• _To do_
Identify and copy all lines of the material where the string "Proceeds" is found.

--- Begin ---

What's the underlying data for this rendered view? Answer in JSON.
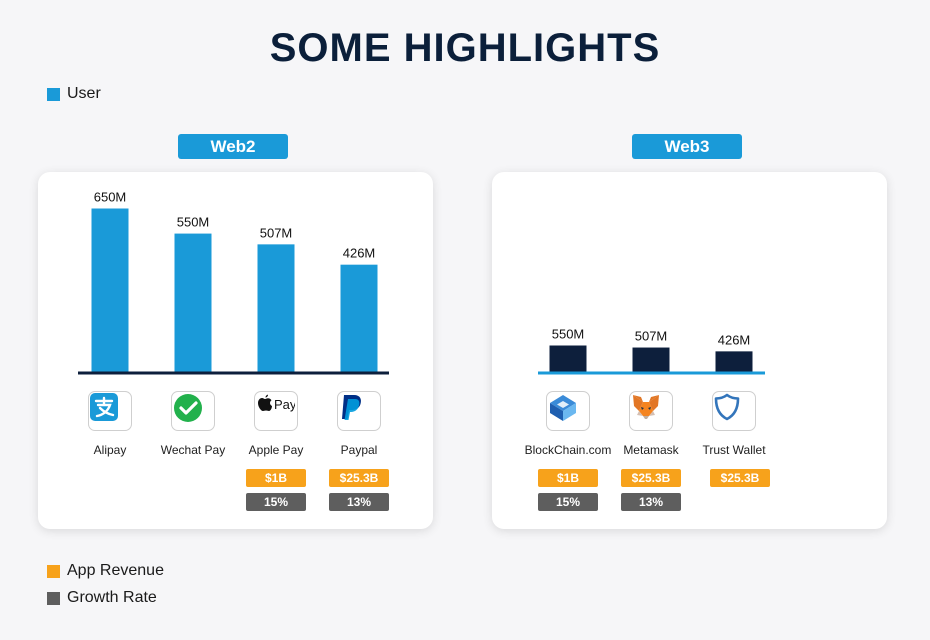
{
  "title": "SOME HIGHLIGHTS",
  "legend": {
    "user": "User",
    "revenue": "App Revenue",
    "growth": "Growth Rate"
  },
  "colors": {
    "user_web2": "#1a9ad8",
    "user_web3": "#0d1f3c",
    "revenue": "#f7a21b",
    "growth": "#5e5e5e"
  },
  "chart_data": [
    {
      "type": "bar",
      "tag": "Web2",
      "categories": [
        "Alipay",
        "Wechat Pay",
        "Apple Pay",
        "Paypal"
      ],
      "values": [
        650,
        550,
        507,
        426
      ],
      "labels": [
        "650M",
        "550M",
        "507M",
        "426M"
      ],
      "icons": [
        "alipay-logo",
        "wechat-pay-logo",
        "apple-pay-logo",
        "paypal-logo"
      ],
      "revenue": [
        "",
        "",
        "$1B",
        "$25.3B"
      ],
      "growth": [
        "",
        "",
        "15%",
        "13%"
      ],
      "ylim": [
        0,
        650
      ]
    },
    {
      "type": "bar",
      "tag": "Web3",
      "categories": [
        "BlockChain.com",
        "Metamask",
        "Trust Wallet"
      ],
      "values": [
        550,
        507,
        426
      ],
      "labels": [
        "550M",
        "507M",
        "426M"
      ],
      "icons": [
        "blockchain-logo",
        "metamask-logo",
        "trust-wallet-logo"
      ],
      "revenue": [
        "$1B",
        "$25.3B",
        "$25.3B"
      ],
      "growth": [
        "15%",
        "13%",
        ""
      ]
    }
  ]
}
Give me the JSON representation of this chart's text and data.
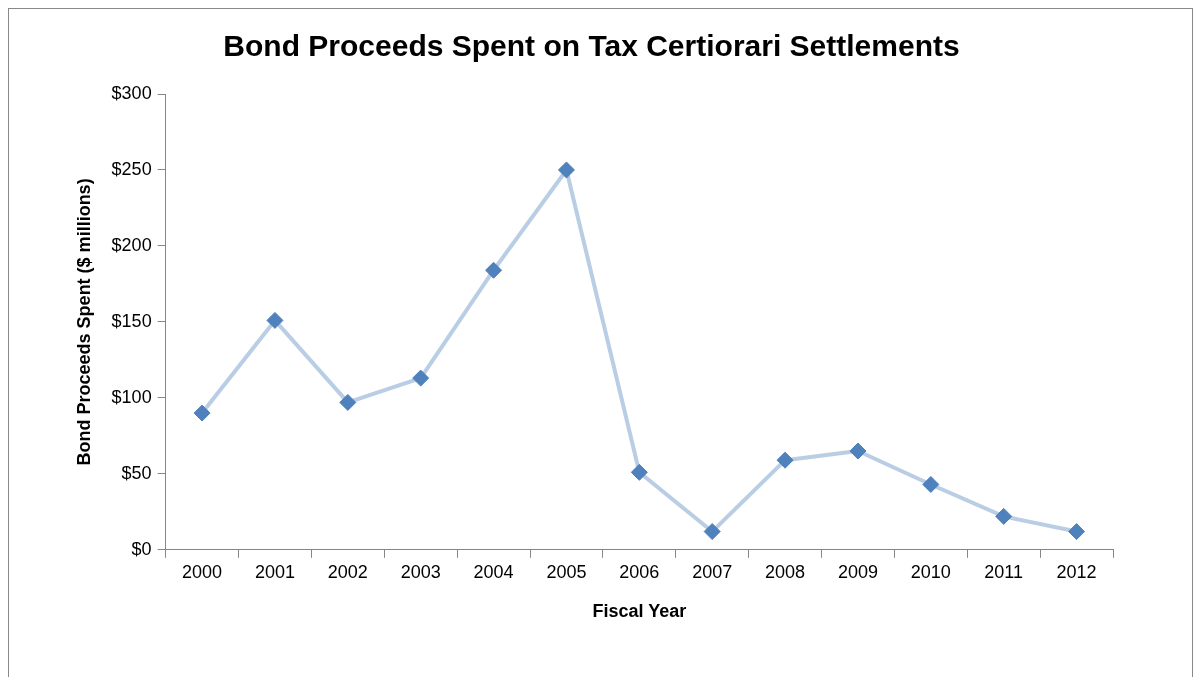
{
  "chart_data": {
    "type": "line",
    "title": "Bond Proceeds Spent on Tax Certiorari Settlements",
    "xlabel": "Fiscal Year",
    "ylabel": "Bond Proceeds Spent ($ millions)",
    "categories": [
      "2000",
      "2001",
      "2002",
      "2003",
      "2004",
      "2005",
      "2006",
      "2007",
      "2008",
      "2009",
      "2010",
      "2011",
      "2012"
    ],
    "series": [
      {
        "color": "#4f81bd",
        "values": [
          90,
          151,
          97,
          113,
          184,
          250,
          51,
          12,
          59,
          65,
          43,
          22,
          12
        ]
      }
    ],
    "ylim": [
      0,
      300
    ],
    "yticks": [
      {
        "value": 0,
        "label": "$0"
      },
      {
        "value": 50,
        "label": "$50"
      },
      {
        "value": 100,
        "label": "$100"
      },
      {
        "value": 150,
        "label": "$150"
      },
      {
        "value": 200,
        "label": "$200"
      },
      {
        "value": 250,
        "label": "$250"
      },
      {
        "value": 300,
        "label": "$300"
      }
    ],
    "grid": false,
    "legend": false,
    "marker": "diamond",
    "line_style": "solid"
  }
}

--- End ---

• _Worked solution_
    "title": "Bond Proceeds Spent on Tax Certiorari Settlements",
    "ylabel": "Bond Proceeds Spent ($ millions)",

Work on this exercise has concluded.